• TEXT ZUM LESEN:
O Oriens, aufgehende Sonne, Glanz unvergänglichen Lichts, Sonne der Gerechtigkeit. Komm, o Herr, und erleuchte uns, die wir sitzen in Finsternis und im Schatten des Todes Gepriesen sei der Herr, der Gott Israels! Denn er hat sein Volk besucht und ihm Erlösung
geschaffen.
Aus dem Evangelium des Lukas 1,68-75.78-79 |
Orientierung bedeutet wörtlich: "Aufsuchen der Ostrichung". Osten als die Himmelsrichtung der aufgehenden Sonne (sol oriens), markierte die wichtigste Himmelsrichtung der alten Welt. Der Orient erscheint Europäern als Raum der aufgehenden Sonne - im Unterschied zum Okzident, dem Raum
der untergehenden Sonne (sol occidens), von Martin Luther als "Morgenland" und "Abendland" übersetzt.

• GEGEBENE DATEN:
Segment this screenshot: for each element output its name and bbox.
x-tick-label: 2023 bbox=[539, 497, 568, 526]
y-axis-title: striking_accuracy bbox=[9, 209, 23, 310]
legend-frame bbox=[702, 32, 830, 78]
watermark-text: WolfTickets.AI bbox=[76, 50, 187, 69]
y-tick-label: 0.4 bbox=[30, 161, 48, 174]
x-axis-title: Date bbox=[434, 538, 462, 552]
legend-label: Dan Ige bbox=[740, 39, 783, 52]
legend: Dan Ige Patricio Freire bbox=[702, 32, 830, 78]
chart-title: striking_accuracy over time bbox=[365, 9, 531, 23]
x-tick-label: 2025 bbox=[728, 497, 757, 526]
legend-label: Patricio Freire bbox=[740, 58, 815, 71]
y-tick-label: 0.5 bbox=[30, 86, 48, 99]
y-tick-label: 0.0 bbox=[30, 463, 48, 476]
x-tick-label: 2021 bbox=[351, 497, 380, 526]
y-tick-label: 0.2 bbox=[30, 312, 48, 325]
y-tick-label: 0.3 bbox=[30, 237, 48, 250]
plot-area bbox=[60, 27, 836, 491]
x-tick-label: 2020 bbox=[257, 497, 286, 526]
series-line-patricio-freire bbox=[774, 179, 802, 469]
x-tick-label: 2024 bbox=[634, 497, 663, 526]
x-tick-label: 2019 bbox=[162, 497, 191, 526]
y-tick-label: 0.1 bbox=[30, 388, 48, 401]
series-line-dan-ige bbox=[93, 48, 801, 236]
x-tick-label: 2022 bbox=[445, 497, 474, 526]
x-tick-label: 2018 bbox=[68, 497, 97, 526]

...

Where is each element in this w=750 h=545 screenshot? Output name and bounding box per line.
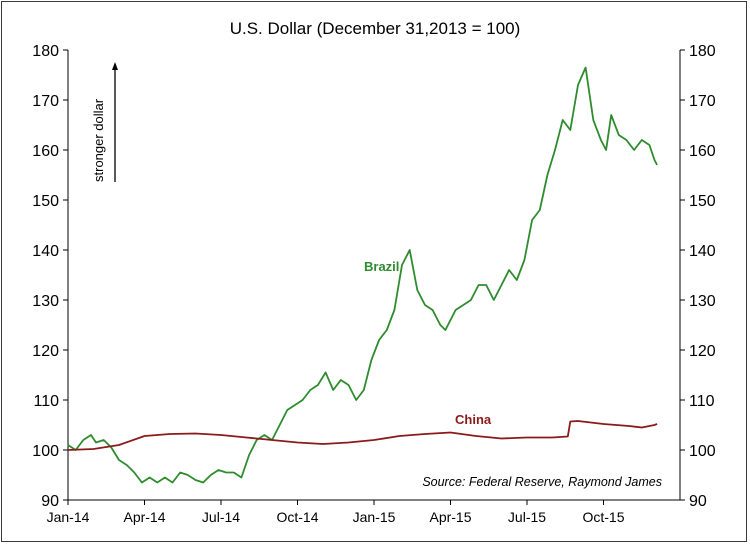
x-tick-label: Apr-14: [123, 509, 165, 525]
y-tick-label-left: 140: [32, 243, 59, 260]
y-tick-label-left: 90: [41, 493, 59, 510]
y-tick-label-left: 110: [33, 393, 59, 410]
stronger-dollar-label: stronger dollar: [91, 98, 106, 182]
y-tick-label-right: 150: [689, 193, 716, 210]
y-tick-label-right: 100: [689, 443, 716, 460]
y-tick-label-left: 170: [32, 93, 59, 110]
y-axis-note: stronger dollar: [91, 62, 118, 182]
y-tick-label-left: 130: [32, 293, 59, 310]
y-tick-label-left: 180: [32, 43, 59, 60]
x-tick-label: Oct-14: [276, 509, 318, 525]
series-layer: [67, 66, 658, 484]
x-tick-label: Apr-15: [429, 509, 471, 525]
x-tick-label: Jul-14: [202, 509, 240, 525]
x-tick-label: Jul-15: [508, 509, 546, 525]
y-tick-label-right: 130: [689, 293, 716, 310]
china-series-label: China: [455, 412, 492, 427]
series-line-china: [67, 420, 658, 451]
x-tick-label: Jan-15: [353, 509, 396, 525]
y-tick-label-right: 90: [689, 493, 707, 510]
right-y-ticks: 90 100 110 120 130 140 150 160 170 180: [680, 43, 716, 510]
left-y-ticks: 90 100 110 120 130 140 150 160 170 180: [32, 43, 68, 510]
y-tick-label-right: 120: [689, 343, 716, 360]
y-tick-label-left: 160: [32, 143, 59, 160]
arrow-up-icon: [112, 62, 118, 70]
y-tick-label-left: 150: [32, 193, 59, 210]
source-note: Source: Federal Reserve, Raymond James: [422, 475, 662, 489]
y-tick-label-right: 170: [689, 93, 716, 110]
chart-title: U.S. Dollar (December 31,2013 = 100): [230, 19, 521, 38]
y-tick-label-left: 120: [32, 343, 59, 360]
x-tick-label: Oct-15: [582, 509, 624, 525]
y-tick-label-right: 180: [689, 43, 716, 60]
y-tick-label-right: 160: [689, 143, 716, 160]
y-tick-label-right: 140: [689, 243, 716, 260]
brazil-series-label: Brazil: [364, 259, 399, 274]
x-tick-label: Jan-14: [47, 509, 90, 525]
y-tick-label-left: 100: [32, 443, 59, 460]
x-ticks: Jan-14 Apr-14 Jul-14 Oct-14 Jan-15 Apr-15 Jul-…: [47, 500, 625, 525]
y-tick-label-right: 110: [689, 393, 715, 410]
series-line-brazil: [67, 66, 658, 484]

• SCHRIFTLICHE AUFGABE: Mit welchen Wörtern hat Martin Luther laut dem Lesetext Orient und Okzident übersetzt? Die Daten braucht man hier nicht.

• LÖSUNG DER AUFGABE: Mit „Morgenland“ und „Abendland“.